**INPUT DATA**:
• • •

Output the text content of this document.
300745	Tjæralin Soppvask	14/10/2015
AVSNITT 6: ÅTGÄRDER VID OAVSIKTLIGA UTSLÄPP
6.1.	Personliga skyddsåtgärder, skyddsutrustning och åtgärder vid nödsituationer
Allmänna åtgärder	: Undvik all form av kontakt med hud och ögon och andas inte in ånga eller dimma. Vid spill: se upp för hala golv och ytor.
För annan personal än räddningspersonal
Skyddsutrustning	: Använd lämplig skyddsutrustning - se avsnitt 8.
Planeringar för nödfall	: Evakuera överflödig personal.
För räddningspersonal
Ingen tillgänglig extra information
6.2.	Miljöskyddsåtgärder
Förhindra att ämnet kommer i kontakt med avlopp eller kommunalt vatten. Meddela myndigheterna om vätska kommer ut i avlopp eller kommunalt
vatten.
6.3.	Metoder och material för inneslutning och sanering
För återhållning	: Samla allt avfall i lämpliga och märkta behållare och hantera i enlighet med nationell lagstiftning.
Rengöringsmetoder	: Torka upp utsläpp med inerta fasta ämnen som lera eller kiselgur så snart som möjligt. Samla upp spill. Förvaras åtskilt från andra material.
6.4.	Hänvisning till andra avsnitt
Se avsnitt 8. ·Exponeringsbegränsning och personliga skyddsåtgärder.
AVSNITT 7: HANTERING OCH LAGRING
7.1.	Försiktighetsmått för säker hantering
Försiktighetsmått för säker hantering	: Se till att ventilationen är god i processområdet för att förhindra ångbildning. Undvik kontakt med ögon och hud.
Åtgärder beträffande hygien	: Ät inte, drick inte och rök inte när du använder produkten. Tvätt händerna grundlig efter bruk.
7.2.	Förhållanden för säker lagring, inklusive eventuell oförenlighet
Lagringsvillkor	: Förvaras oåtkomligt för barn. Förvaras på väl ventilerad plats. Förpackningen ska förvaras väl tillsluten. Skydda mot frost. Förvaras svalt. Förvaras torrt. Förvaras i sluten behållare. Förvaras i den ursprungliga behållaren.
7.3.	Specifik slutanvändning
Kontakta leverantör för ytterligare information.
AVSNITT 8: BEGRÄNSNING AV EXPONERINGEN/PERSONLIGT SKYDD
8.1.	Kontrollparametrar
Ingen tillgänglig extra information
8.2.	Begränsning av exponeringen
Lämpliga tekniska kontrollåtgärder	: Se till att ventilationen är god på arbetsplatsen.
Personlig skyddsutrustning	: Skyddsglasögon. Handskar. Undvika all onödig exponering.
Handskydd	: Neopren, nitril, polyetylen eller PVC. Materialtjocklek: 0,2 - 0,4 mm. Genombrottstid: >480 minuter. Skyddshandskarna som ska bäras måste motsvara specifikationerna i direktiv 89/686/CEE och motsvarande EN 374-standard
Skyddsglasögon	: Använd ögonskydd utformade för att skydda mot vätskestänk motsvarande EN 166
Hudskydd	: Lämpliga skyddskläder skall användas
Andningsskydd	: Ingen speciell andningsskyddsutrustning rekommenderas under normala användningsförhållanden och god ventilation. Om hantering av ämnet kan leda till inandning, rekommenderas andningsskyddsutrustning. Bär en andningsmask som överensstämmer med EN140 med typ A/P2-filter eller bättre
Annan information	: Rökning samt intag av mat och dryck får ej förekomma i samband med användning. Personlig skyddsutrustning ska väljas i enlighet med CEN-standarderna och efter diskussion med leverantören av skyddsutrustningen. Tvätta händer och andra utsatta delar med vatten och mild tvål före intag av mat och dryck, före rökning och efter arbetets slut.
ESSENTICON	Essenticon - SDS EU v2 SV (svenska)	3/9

• • •

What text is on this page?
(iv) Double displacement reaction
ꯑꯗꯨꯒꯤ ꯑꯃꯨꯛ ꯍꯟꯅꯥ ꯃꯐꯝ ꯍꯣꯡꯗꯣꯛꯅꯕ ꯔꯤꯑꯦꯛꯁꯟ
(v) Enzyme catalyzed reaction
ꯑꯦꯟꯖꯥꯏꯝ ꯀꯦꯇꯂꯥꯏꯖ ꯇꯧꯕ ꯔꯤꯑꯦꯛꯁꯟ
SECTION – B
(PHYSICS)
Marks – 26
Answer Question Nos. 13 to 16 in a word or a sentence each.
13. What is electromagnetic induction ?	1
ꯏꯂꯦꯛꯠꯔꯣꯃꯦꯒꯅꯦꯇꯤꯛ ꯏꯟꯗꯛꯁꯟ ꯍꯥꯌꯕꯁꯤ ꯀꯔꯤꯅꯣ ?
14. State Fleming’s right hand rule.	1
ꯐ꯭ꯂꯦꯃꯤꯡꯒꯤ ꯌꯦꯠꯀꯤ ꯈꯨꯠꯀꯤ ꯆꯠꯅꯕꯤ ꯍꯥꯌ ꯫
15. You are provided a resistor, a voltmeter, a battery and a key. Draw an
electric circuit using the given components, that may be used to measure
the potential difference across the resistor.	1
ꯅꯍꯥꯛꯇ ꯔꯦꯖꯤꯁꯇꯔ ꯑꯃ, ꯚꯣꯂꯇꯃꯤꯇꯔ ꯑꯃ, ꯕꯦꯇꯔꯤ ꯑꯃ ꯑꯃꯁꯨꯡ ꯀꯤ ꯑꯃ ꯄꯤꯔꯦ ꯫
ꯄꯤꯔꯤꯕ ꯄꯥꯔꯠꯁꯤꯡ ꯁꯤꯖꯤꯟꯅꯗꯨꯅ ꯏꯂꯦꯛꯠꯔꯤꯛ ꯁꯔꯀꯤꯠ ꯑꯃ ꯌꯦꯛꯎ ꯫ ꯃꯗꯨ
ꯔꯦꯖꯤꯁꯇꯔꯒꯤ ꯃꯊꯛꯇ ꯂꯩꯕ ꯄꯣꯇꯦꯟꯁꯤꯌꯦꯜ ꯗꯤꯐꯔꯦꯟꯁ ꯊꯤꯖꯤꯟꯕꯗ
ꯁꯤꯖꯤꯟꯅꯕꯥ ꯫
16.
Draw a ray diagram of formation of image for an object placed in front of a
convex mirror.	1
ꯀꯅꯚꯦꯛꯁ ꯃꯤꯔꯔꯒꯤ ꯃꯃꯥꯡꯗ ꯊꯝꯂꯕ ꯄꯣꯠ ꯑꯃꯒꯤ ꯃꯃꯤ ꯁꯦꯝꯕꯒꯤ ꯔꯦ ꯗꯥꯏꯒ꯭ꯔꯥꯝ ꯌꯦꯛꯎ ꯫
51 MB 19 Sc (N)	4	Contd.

• • •

**PROBLEM**: Search the material above for the string "Samla", and copy every line in which it turns up.

**EXPECTED ANSWER**:
För återhållning	: Samla allt avfall i lämpliga och märkta behållare och hantera i enlighet med nationell lagstiftning.
Rengöringsmetoder	: Torka upp utsläpp med inerta fasta ämnen som lera eller kiselgur så snart som möjligt. Samla upp spill. Förvaras åtskilt från andra material.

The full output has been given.